[Stored records]
:::

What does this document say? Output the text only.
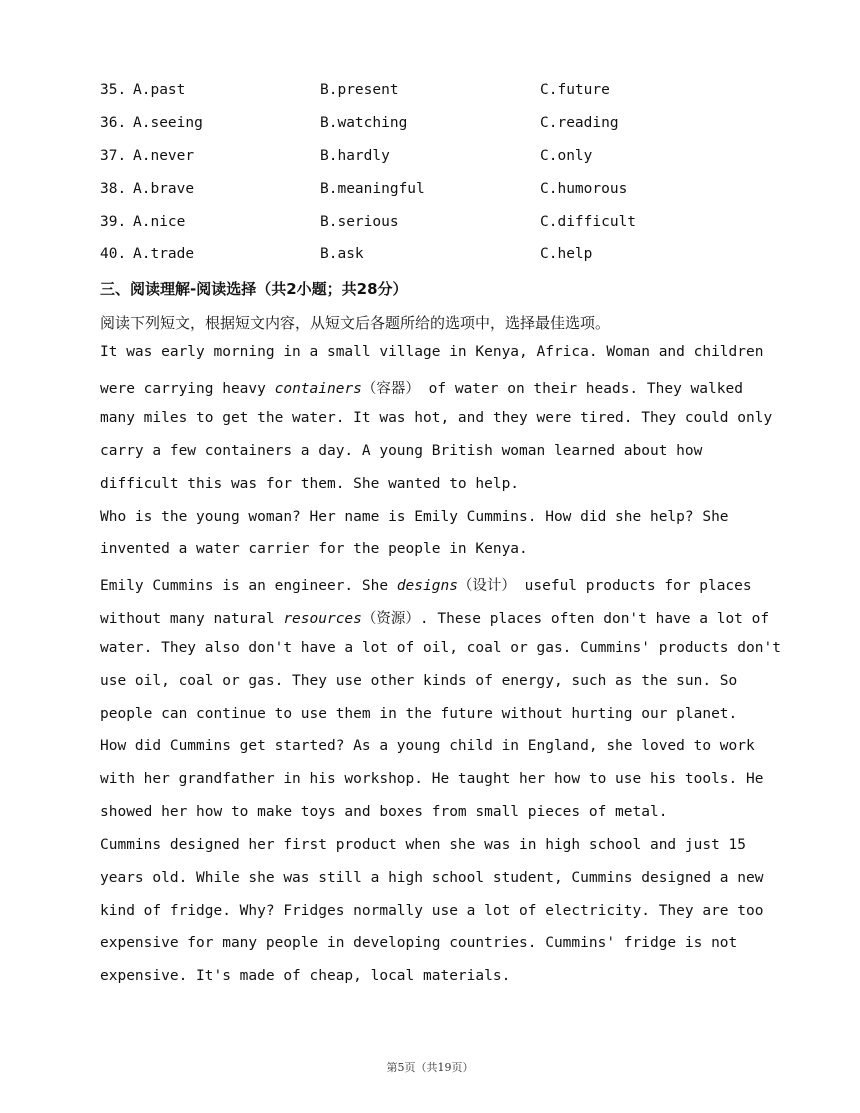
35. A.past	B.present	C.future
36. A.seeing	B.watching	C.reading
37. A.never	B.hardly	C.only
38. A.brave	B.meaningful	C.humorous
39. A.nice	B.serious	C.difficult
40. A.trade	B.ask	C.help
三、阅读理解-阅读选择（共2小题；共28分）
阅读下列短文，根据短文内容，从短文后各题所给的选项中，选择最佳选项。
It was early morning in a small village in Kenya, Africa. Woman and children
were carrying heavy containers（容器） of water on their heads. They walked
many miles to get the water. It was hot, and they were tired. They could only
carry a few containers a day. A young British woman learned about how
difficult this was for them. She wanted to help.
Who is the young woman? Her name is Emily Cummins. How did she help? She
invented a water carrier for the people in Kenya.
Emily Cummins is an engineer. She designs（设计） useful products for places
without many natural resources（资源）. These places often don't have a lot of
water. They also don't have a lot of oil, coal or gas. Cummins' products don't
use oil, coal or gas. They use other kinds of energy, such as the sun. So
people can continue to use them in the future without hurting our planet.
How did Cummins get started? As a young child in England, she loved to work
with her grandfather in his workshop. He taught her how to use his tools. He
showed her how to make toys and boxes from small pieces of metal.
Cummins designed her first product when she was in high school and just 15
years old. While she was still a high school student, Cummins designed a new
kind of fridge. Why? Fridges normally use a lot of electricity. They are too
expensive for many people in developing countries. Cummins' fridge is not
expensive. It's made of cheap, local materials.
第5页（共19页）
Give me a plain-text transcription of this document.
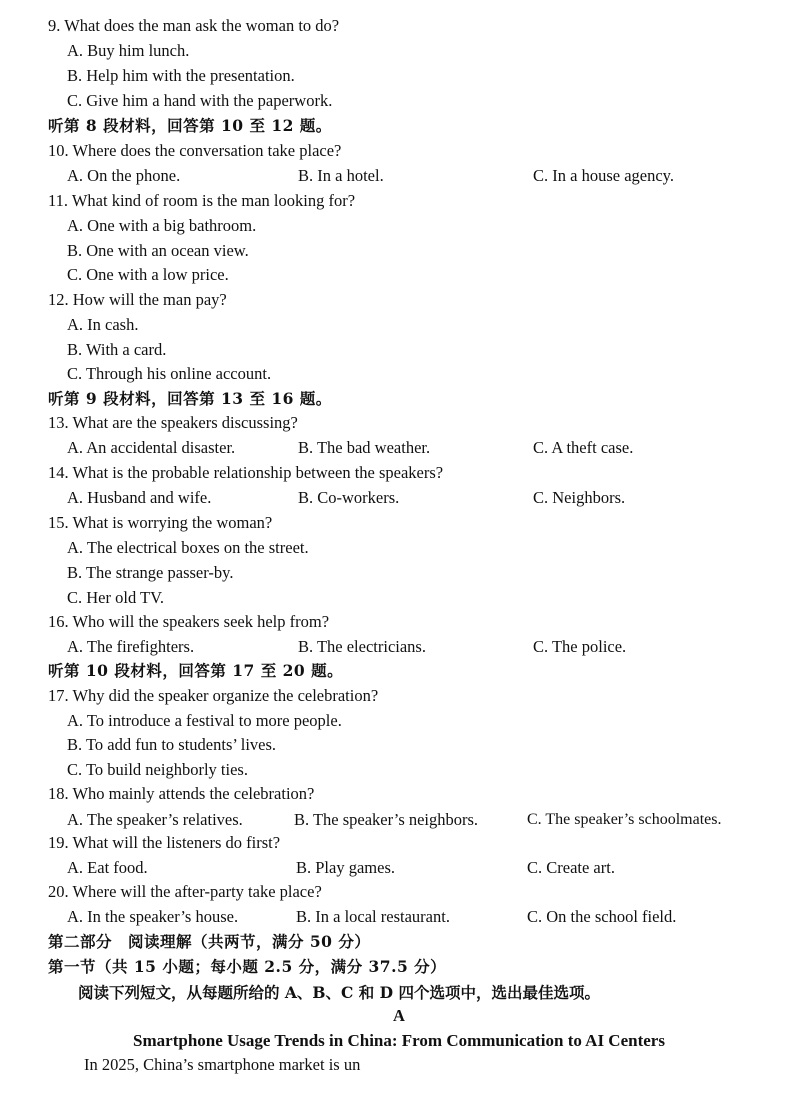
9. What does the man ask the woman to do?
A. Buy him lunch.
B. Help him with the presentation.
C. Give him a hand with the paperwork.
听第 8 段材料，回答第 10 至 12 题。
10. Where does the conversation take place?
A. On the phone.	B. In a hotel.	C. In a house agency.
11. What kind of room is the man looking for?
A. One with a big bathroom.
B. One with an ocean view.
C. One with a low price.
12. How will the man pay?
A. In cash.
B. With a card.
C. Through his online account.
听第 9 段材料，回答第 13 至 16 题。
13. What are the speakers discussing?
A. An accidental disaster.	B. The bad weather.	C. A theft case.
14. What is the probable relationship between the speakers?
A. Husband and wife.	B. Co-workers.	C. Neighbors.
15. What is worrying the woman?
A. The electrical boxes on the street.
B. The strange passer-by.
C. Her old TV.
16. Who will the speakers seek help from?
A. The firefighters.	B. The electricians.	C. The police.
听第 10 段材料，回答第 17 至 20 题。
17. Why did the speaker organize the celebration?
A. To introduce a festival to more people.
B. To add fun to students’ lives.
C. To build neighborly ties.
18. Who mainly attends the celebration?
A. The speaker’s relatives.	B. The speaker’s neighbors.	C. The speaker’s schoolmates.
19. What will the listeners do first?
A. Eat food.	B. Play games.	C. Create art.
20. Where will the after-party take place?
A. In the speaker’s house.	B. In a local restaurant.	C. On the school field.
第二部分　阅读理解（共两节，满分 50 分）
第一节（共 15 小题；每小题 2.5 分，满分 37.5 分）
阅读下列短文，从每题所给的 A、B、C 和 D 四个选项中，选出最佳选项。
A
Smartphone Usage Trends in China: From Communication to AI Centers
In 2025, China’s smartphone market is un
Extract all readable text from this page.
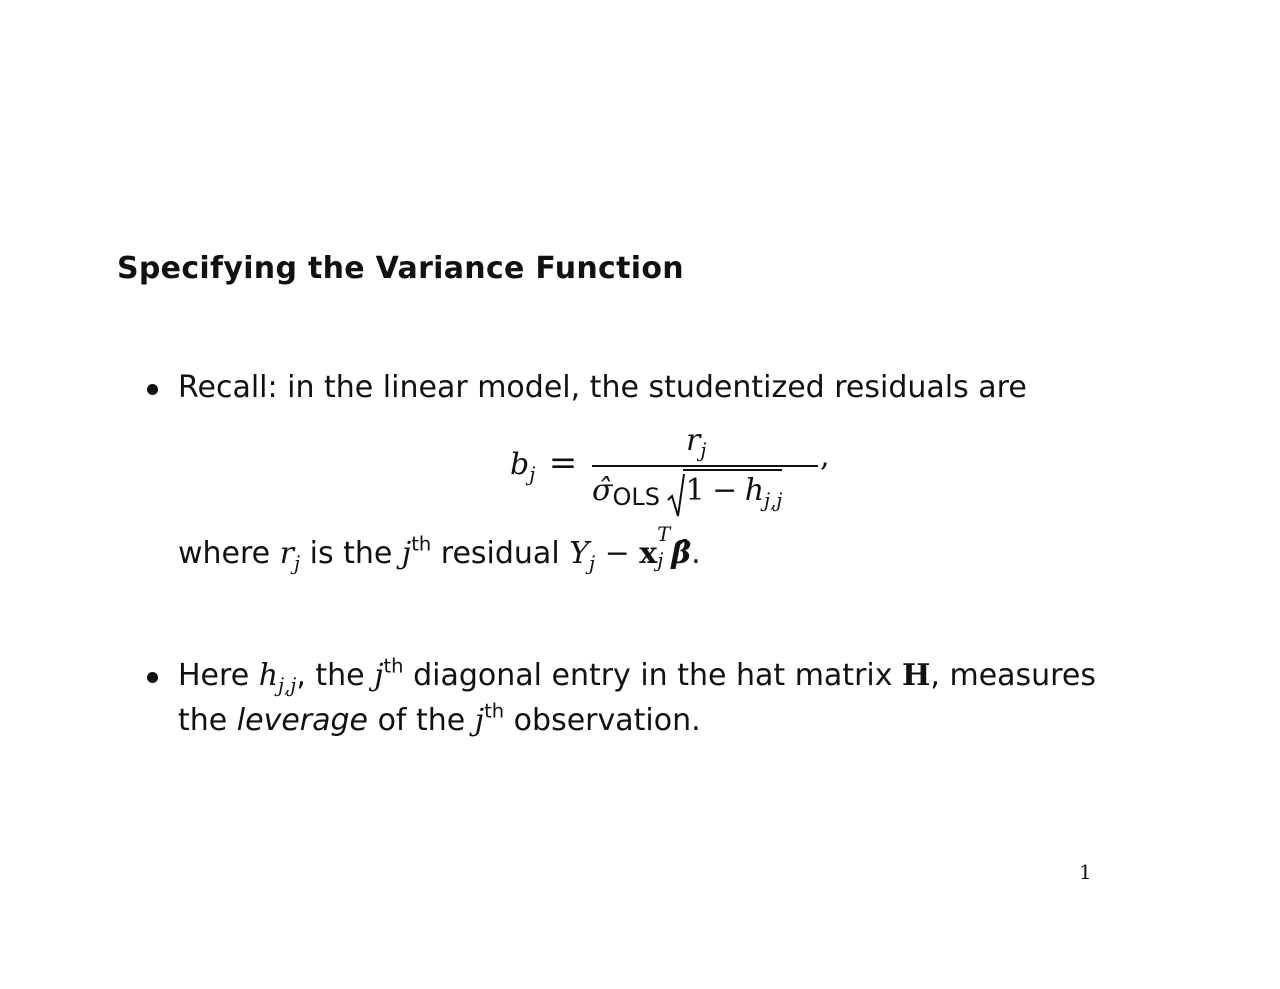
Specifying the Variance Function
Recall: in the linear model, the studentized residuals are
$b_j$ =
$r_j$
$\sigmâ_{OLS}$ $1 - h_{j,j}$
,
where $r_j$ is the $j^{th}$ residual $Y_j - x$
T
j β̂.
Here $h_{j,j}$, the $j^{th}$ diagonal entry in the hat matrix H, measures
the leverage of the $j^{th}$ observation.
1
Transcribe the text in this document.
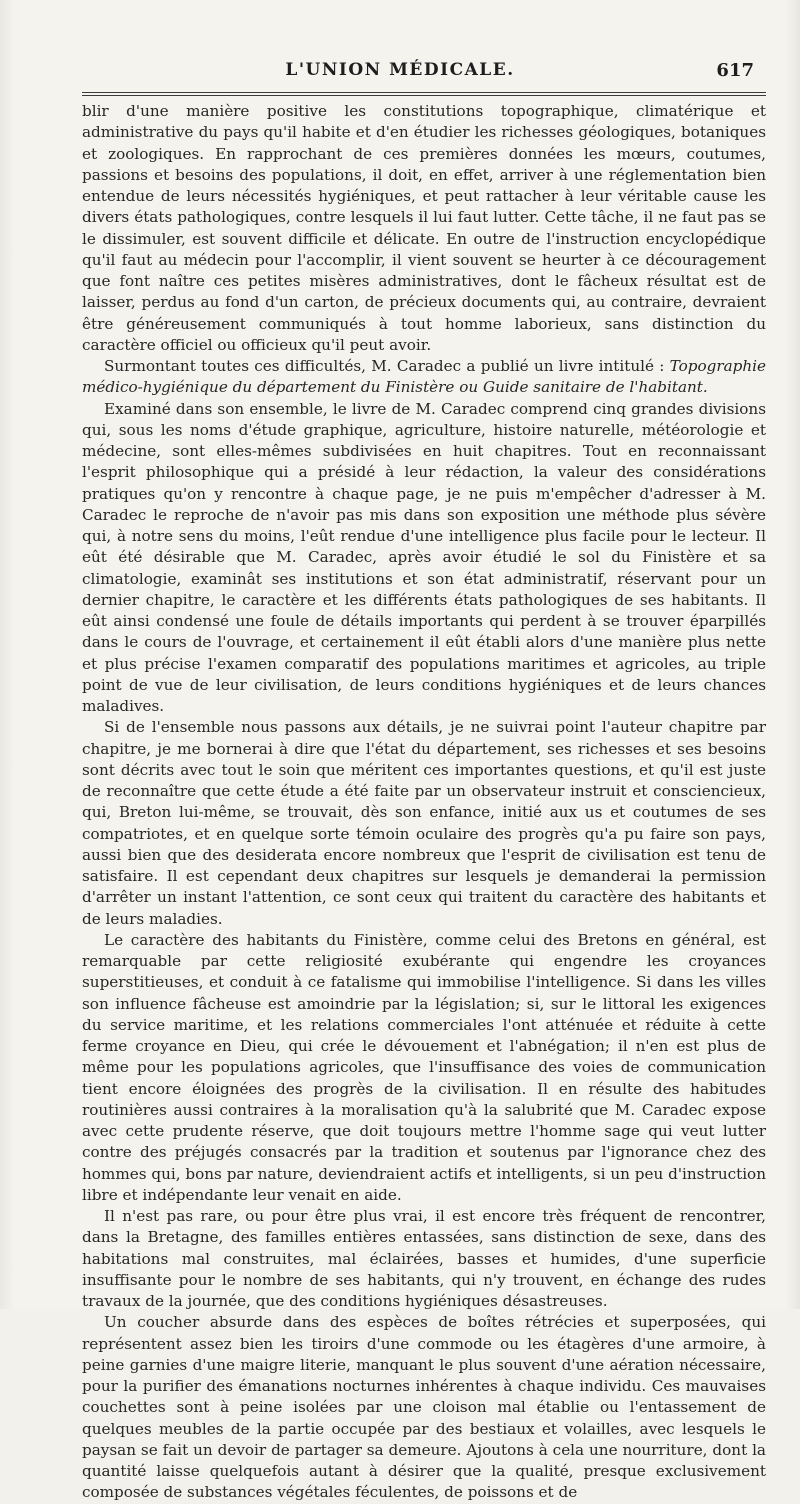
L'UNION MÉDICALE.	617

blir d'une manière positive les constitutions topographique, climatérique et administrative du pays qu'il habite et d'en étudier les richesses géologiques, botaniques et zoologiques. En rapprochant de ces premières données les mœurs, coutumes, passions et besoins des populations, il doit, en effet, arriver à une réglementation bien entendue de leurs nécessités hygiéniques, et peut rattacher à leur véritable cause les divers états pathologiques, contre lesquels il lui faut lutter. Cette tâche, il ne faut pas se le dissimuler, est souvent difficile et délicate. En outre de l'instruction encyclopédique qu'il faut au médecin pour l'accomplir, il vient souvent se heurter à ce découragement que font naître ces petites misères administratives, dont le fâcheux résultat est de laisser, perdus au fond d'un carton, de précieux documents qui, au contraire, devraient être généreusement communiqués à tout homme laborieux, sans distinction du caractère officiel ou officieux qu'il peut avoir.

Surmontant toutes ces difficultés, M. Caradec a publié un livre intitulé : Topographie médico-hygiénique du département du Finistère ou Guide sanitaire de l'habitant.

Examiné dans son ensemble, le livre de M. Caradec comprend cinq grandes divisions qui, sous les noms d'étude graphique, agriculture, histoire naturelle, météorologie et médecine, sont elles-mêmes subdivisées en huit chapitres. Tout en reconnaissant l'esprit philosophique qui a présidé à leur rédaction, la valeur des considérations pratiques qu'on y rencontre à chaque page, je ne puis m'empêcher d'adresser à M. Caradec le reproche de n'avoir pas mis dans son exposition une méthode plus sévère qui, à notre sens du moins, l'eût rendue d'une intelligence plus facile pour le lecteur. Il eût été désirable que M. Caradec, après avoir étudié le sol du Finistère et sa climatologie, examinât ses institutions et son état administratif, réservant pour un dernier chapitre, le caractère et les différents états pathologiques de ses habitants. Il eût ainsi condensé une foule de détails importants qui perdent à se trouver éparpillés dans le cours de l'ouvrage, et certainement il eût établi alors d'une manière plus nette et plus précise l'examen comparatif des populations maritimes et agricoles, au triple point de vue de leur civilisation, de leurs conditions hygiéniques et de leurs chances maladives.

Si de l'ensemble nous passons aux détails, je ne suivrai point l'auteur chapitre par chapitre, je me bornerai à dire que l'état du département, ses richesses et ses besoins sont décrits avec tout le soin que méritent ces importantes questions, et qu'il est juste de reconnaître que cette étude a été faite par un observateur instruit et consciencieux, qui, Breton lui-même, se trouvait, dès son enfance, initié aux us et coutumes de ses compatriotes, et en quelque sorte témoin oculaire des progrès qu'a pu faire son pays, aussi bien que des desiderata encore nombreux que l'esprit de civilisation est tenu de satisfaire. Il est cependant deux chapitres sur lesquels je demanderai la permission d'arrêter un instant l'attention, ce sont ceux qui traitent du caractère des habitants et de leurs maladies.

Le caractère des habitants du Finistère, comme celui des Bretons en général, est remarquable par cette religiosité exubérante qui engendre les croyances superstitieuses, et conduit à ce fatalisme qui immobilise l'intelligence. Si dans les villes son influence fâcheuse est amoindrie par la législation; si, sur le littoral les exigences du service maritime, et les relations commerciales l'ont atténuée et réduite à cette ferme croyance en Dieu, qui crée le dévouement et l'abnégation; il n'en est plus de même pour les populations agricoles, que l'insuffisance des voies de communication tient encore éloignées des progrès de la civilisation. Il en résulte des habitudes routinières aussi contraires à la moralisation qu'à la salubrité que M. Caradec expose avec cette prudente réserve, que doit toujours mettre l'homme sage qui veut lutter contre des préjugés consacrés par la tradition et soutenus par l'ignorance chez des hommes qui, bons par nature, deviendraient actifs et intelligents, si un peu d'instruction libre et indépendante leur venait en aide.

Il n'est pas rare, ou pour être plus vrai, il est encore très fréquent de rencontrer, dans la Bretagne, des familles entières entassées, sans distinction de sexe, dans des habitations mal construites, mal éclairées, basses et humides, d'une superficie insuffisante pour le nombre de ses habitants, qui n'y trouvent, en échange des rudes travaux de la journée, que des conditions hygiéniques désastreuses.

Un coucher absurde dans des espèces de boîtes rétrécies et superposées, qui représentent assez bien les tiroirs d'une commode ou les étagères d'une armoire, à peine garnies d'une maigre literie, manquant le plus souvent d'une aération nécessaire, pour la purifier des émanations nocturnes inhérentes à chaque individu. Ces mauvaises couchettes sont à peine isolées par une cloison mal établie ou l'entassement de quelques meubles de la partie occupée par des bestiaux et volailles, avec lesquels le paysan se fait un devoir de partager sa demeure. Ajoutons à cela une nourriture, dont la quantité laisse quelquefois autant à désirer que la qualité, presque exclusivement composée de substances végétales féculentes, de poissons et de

:::

§ **Task prompt**
Lines that hold "Give" are the ones to copy; find all of them.

§ **Full answer**
Give me a plain-text transcription of this document.
C. Give him a hand with the paperwork.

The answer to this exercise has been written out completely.